[Instruction] Write out the material exactly. Do not include the pictures.

— Begin Excerpted records —

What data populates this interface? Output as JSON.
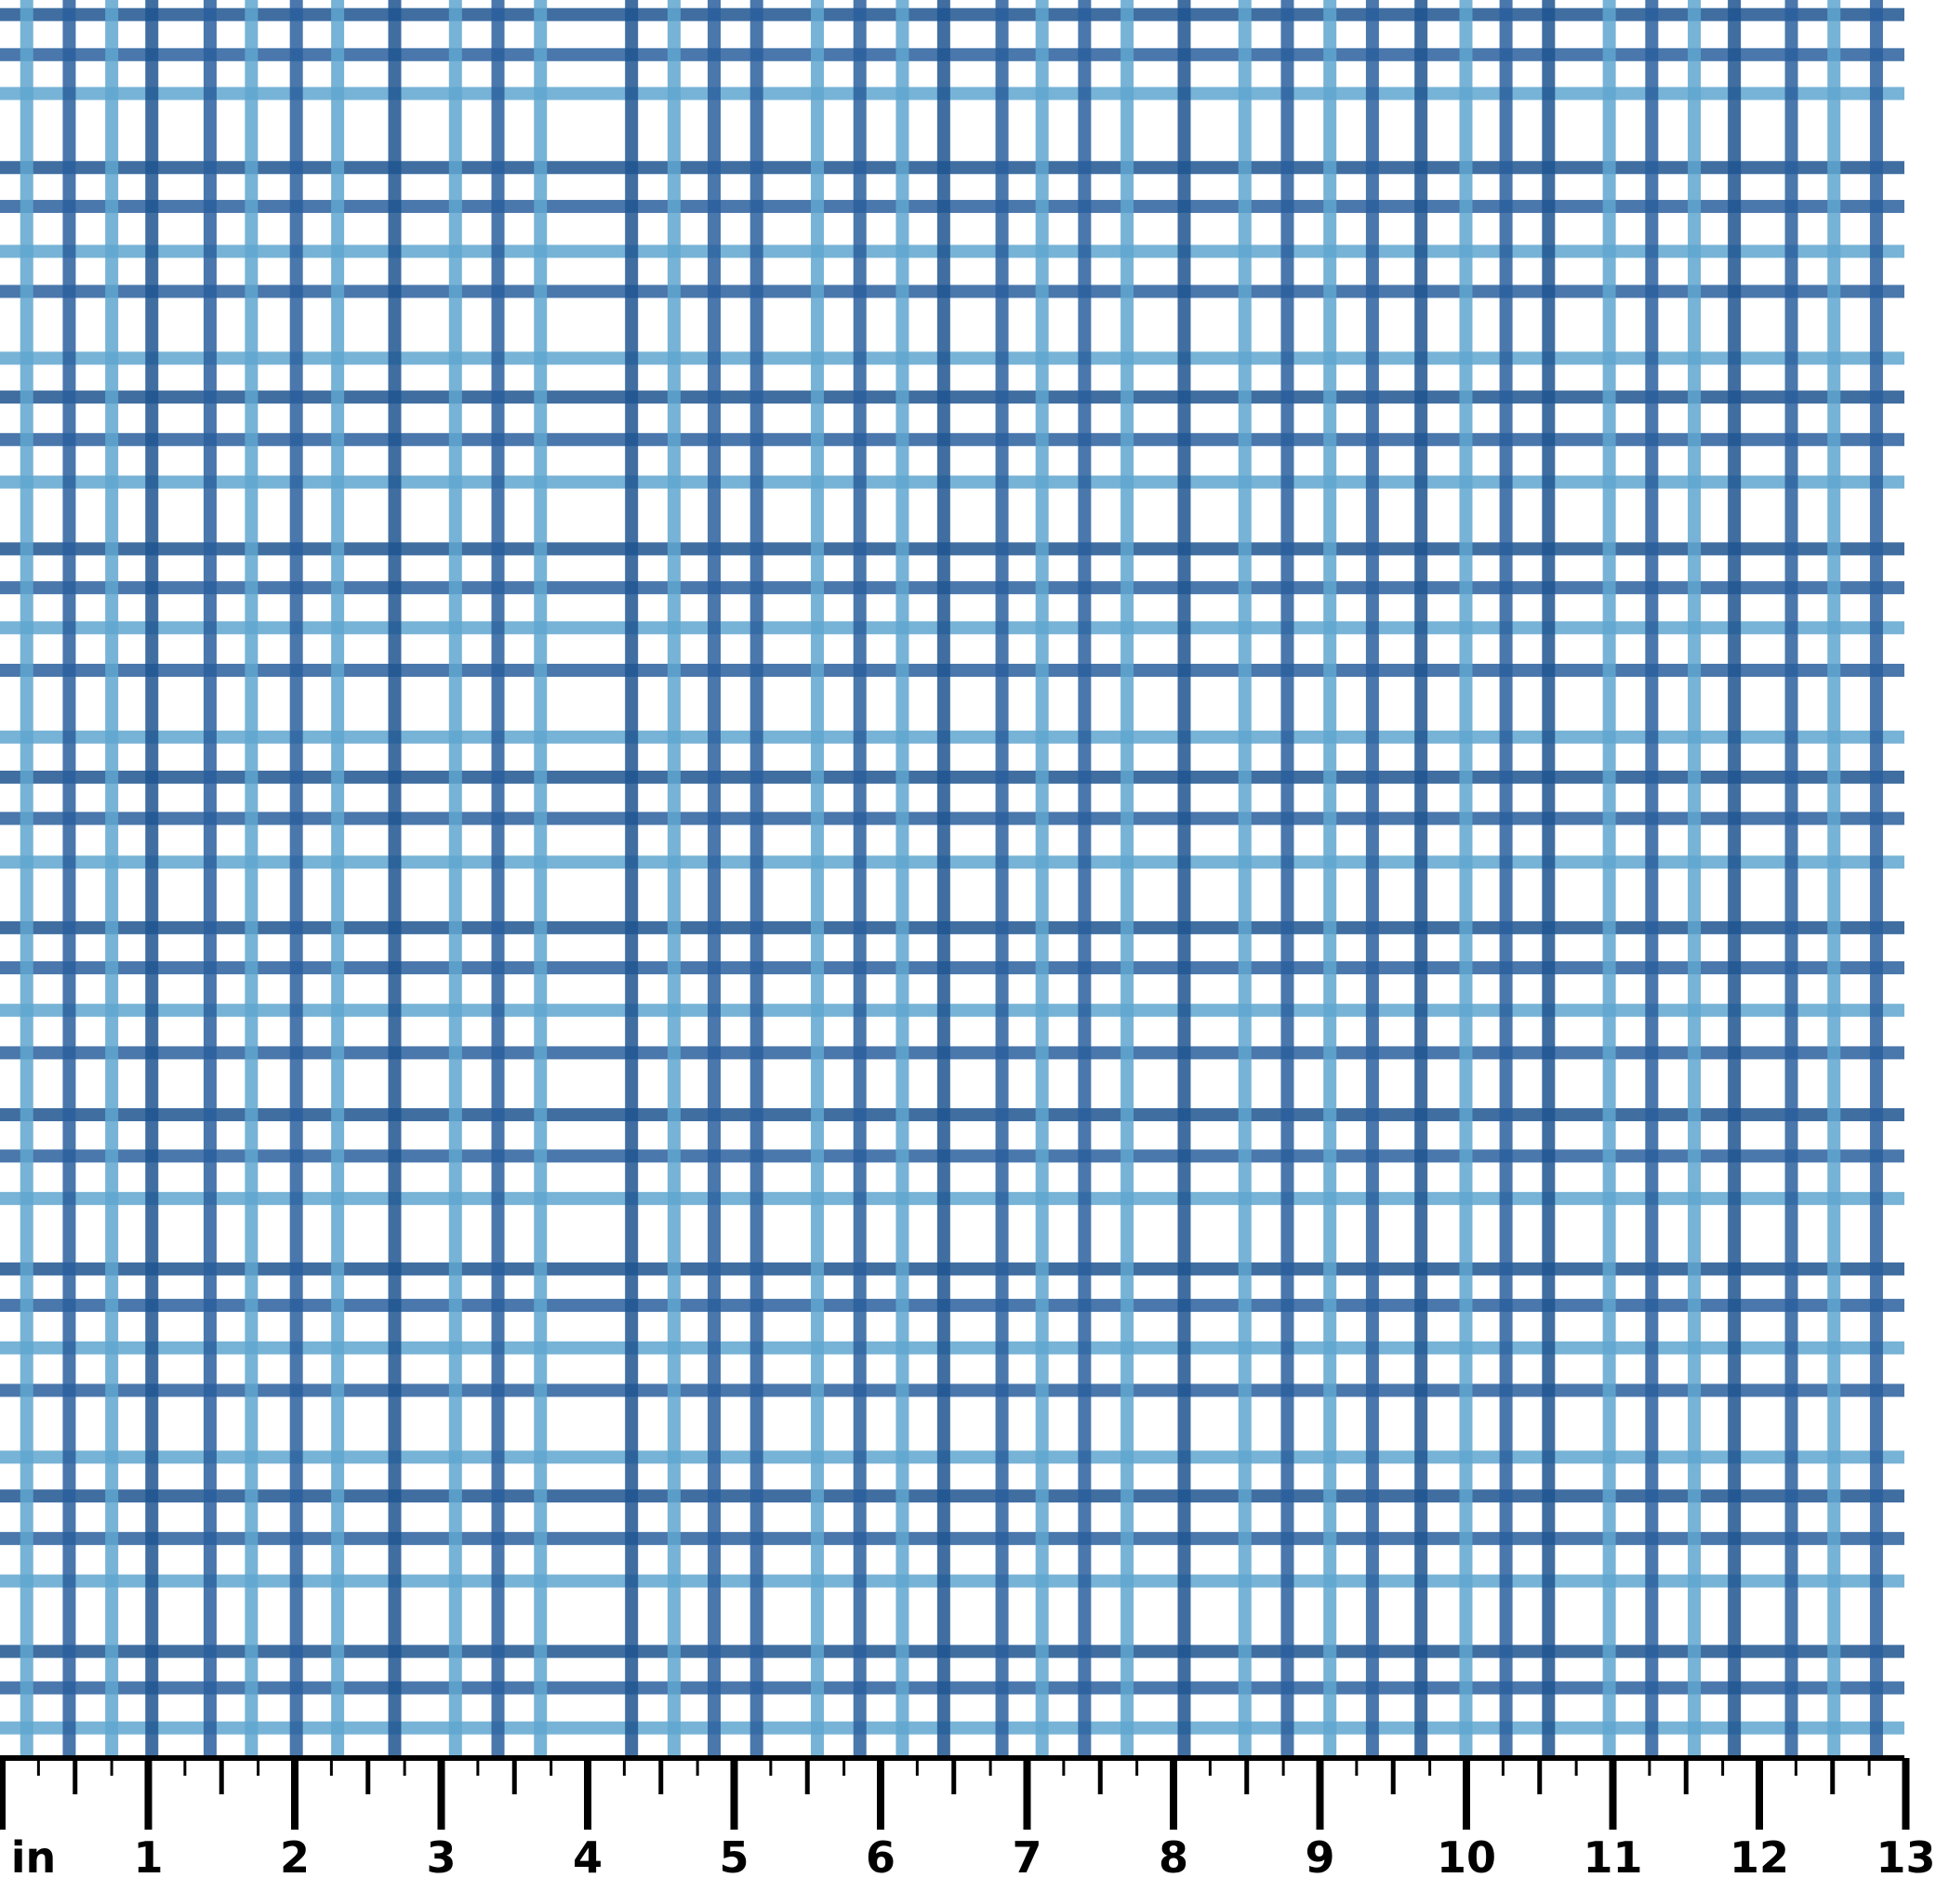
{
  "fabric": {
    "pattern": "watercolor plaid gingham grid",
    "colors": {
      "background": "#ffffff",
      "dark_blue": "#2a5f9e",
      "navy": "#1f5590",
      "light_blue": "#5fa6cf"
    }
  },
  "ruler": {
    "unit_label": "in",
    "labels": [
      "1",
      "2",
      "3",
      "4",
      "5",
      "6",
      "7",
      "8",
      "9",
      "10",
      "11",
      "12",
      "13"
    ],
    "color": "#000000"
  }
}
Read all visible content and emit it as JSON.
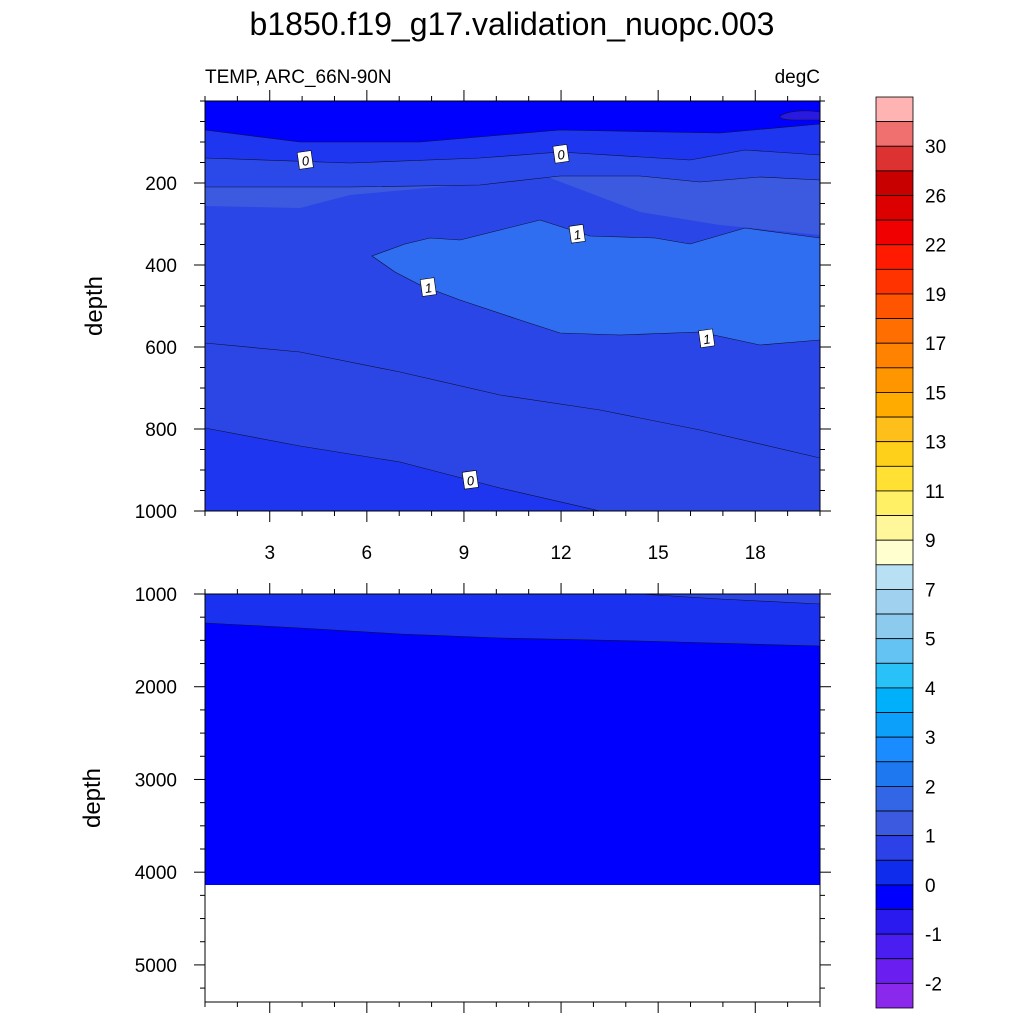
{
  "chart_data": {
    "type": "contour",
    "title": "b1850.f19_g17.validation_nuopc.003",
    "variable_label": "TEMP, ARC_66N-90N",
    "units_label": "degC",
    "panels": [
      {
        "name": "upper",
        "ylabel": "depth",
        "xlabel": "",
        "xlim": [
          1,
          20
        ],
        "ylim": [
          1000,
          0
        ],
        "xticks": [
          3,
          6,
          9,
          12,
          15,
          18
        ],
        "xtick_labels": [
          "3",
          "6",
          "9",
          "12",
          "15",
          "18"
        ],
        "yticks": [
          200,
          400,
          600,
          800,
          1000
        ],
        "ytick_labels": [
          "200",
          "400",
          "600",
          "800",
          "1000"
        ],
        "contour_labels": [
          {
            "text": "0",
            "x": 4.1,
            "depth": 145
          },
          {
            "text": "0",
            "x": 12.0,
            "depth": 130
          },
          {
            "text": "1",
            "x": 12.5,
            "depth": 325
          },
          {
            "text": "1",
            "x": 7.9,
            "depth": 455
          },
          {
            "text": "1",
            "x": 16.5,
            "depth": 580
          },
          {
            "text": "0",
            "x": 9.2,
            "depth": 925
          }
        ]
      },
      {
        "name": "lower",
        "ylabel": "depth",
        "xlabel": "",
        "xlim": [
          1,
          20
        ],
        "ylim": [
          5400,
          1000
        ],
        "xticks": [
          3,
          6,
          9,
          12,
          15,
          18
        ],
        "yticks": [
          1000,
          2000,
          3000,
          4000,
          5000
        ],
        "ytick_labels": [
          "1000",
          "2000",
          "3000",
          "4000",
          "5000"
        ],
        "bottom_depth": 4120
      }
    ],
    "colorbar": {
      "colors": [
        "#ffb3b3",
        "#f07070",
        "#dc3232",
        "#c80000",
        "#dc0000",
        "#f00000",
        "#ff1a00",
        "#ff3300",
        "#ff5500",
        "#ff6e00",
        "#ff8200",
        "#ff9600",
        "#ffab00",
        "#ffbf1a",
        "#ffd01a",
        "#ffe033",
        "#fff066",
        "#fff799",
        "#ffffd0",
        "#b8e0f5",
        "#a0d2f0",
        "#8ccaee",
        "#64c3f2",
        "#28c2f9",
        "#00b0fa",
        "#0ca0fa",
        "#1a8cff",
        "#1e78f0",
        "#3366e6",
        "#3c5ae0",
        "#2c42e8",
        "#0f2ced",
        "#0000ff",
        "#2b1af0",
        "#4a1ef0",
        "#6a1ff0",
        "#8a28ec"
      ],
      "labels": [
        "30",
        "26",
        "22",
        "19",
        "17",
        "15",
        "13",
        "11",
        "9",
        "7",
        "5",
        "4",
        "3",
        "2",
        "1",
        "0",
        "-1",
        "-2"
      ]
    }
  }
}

— End Excerpted records —

[Task output]
What data populates this interface? Output as JSON.
{
  "fabric": {
    "pattern": "watercolor plaid gingham grid",
    "colors": {
      "background": "#ffffff",
      "dark_blue": "#2a5f9e",
      "navy": "#1f5590",
      "light_blue": "#5fa6cf"
    }
  },
  "ruler": {
    "unit_label": "in",
    "labels": [
      "1",
      "2",
      "3",
      "4",
      "5",
      "6",
      "7",
      "8",
      "9",
      "10",
      "11",
      "12",
      "13"
    ],
    "color": "#000000"
  }
}
Read all visible content and emit it as JSON.
{
  "chart_data": {
    "type": "contour",
    "title": "b1850.f19_g17.validation_nuopc.003",
    "variable_label": "TEMP, ARC_66N-90N",
    "units_label": "degC",
    "panels": [
      {
        "name": "upper",
        "ylabel": "depth",
        "xlabel": "",
        "xlim": [
          1,
          20
        ],
        "ylim": [
          1000,
          0
        ],
        "xticks": [
          3,
          6,
          9,
          12,
          15,
          18
        ],
        "xtick_labels": [
          "3",
          "6",
          "9",
          "12",
          "15",
          "18"
        ],
        "yticks": [
          200,
          400,
          600,
          800,
          1000
        ],
        "ytick_labels": [
          "200",
          "400",
          "600",
          "800",
          "1000"
        ],
        "contour_labels": [
          {
            "text": "0",
            "x": 4.1,
            "depth": 145
          },
          {
            "text": "0",
            "x": 12.0,
            "depth": 130
          },
          {
            "text": "1",
            "x": 12.5,
            "depth": 325
          },
          {
            "text": "1",
            "x": 7.9,
            "depth": 455
          },
          {
            "text": "1",
            "x": 16.5,
            "depth": 580
          },
          {
            "text": "0",
            "x": 9.2,
            "depth": 925
          }
        ]
      },
      {
        "name": "lower",
        "ylabel": "depth",
        "xlabel": "",
        "xlim": [
          1,
          20
        ],
        "ylim": [
          5400,
          1000
        ],
        "xticks": [
          3,
          6,
          9,
          12,
          15,
          18
        ],
        "yticks": [
          1000,
          2000,
          3000,
          4000,
          5000
        ],
        "ytick_labels": [
          "1000",
          "2000",
          "3000",
          "4000",
          "5000"
        ],
        "bottom_depth": 4120
      }
    ],
    "colorbar": {
      "colors": [
        "#ffb3b3",
        "#f07070",
        "#dc3232",
        "#c80000",
        "#dc0000",
        "#f00000",
        "#ff1a00",
        "#ff3300",
        "#ff5500",
        "#ff6e00",
        "#ff8200",
        "#ff9600",
        "#ffab00",
        "#ffbf1a",
        "#ffd01a",
        "#ffe033",
        "#fff066",
        "#fff799",
        "#ffffd0",
        "#b8e0f5",
        "#a0d2f0",
        "#8ccaee",
        "#64c3f2",
        "#28c2f9",
        "#00b0fa",
        "#0ca0fa",
        "#1a8cff",
        "#1e78f0",
        "#3366e6",
        "#3c5ae0",
        "#2c42e8",
        "#0f2ced",
        "#0000ff",
        "#2b1af0",
        "#4a1ef0",
        "#6a1ff0",
        "#8a28ec"
      ],
      "labels": [
        "30",
        "26",
        "22",
        "19",
        "17",
        "15",
        "13",
        "11",
        "9",
        "7",
        "5",
        "4",
        "3",
        "2",
        "1",
        "0",
        "-1",
        "-2"
      ]
    }
  }
}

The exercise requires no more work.